## EXERCISE OBJECTIVE
Collect every line of the records below that contains the word "JSON".

## MATERIAL SHOWN
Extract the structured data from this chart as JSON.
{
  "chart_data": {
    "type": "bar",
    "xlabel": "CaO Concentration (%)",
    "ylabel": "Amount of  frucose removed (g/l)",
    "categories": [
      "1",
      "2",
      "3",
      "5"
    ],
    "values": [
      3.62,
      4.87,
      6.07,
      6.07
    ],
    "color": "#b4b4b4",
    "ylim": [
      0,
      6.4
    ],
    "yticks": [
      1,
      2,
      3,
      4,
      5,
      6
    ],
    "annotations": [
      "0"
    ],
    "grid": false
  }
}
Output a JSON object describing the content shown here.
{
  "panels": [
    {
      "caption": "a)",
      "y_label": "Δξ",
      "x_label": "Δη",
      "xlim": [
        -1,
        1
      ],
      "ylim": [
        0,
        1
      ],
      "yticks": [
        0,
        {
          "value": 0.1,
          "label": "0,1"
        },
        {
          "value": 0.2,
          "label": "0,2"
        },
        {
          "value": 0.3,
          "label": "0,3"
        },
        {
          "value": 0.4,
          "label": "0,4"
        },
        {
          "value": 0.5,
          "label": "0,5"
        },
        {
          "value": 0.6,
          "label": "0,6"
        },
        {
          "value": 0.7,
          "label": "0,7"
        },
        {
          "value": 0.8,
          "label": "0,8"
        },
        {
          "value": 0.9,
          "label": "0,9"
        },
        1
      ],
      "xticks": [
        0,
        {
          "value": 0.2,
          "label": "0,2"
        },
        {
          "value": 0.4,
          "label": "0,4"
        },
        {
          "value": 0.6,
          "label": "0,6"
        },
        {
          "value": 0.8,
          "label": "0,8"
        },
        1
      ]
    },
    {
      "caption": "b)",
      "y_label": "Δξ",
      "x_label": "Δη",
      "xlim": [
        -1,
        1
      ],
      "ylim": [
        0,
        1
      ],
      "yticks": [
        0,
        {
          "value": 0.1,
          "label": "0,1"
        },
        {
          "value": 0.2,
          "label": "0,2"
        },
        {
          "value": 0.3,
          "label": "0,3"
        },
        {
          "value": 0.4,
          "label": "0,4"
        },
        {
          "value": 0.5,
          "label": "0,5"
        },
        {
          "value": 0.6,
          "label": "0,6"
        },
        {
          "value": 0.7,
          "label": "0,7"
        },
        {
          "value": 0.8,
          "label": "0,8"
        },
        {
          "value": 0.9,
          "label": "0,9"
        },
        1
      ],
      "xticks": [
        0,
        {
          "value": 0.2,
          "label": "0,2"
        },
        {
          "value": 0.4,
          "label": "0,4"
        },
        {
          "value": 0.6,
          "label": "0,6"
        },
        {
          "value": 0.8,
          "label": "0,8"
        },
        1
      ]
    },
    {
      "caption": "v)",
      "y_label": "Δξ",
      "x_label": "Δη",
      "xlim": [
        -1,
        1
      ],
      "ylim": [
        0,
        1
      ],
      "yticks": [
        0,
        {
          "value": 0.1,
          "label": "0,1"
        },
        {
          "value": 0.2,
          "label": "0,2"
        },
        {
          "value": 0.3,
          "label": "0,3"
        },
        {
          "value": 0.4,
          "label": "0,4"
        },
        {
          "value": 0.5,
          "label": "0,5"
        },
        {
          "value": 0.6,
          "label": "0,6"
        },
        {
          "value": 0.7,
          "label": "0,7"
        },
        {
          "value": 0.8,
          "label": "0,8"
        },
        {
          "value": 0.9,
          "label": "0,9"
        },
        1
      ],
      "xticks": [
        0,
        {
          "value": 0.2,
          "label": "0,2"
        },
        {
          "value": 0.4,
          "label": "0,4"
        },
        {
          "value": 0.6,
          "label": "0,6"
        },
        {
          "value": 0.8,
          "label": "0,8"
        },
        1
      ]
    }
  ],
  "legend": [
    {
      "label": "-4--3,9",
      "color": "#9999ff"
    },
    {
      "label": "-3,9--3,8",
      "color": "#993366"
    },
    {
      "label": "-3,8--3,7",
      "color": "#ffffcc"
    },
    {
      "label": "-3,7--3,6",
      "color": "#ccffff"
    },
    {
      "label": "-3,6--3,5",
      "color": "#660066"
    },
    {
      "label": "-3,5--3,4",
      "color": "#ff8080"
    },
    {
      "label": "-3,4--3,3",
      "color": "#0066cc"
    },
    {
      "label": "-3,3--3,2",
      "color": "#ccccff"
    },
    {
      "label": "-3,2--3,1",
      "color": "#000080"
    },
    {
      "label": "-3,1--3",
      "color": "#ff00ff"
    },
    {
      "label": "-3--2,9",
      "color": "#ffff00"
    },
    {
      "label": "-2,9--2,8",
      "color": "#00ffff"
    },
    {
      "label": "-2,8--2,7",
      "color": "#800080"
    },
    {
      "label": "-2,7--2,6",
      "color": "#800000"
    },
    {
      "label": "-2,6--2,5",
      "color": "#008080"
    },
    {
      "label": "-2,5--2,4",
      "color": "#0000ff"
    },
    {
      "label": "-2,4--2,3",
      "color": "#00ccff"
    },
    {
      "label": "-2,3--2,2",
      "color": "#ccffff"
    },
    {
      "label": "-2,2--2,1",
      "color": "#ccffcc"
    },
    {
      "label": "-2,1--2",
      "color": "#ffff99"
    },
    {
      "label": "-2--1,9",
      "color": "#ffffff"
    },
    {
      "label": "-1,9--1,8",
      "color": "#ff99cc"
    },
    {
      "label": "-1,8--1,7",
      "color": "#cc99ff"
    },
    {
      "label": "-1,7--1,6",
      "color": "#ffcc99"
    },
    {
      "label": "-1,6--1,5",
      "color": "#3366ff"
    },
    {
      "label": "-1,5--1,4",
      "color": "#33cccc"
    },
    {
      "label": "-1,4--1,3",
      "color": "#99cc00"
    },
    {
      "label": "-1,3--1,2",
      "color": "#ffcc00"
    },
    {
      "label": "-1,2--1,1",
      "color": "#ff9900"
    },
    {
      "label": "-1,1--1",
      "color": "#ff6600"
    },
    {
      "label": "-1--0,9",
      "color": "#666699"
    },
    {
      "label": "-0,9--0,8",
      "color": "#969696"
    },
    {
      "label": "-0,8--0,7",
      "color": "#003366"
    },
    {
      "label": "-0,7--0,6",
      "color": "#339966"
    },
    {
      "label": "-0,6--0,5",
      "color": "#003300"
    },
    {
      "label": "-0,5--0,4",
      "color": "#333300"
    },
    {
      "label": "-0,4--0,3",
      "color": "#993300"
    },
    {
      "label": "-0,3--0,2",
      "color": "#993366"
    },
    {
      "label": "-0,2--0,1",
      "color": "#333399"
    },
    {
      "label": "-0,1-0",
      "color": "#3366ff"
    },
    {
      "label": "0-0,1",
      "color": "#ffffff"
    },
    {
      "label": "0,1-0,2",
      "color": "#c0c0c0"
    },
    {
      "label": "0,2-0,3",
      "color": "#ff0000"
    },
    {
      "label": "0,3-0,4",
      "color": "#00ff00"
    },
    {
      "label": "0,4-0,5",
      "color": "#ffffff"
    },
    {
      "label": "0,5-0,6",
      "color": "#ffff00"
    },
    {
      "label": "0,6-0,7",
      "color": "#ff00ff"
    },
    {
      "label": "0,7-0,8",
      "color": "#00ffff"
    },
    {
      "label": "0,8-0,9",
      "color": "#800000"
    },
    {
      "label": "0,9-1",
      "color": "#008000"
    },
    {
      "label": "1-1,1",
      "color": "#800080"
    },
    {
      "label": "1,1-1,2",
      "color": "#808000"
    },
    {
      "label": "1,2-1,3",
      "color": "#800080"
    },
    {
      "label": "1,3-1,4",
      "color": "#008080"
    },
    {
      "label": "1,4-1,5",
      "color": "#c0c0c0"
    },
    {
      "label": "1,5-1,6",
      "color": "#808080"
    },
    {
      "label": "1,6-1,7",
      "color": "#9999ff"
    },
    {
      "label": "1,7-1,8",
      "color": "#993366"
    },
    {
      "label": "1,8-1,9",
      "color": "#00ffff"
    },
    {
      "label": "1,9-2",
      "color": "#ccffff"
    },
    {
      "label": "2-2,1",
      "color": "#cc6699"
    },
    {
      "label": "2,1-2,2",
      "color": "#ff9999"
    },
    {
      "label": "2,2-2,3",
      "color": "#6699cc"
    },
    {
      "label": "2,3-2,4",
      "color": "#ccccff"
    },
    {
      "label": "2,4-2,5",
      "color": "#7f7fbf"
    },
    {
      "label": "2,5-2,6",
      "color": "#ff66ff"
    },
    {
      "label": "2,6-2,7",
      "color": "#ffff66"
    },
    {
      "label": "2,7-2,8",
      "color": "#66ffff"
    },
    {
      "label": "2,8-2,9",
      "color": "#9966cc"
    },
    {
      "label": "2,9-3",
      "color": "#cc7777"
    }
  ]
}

## RESPONSE TO THIS TASK
Extract the structured data from this chart as JSON.
Output a JSON object describing the content shown here.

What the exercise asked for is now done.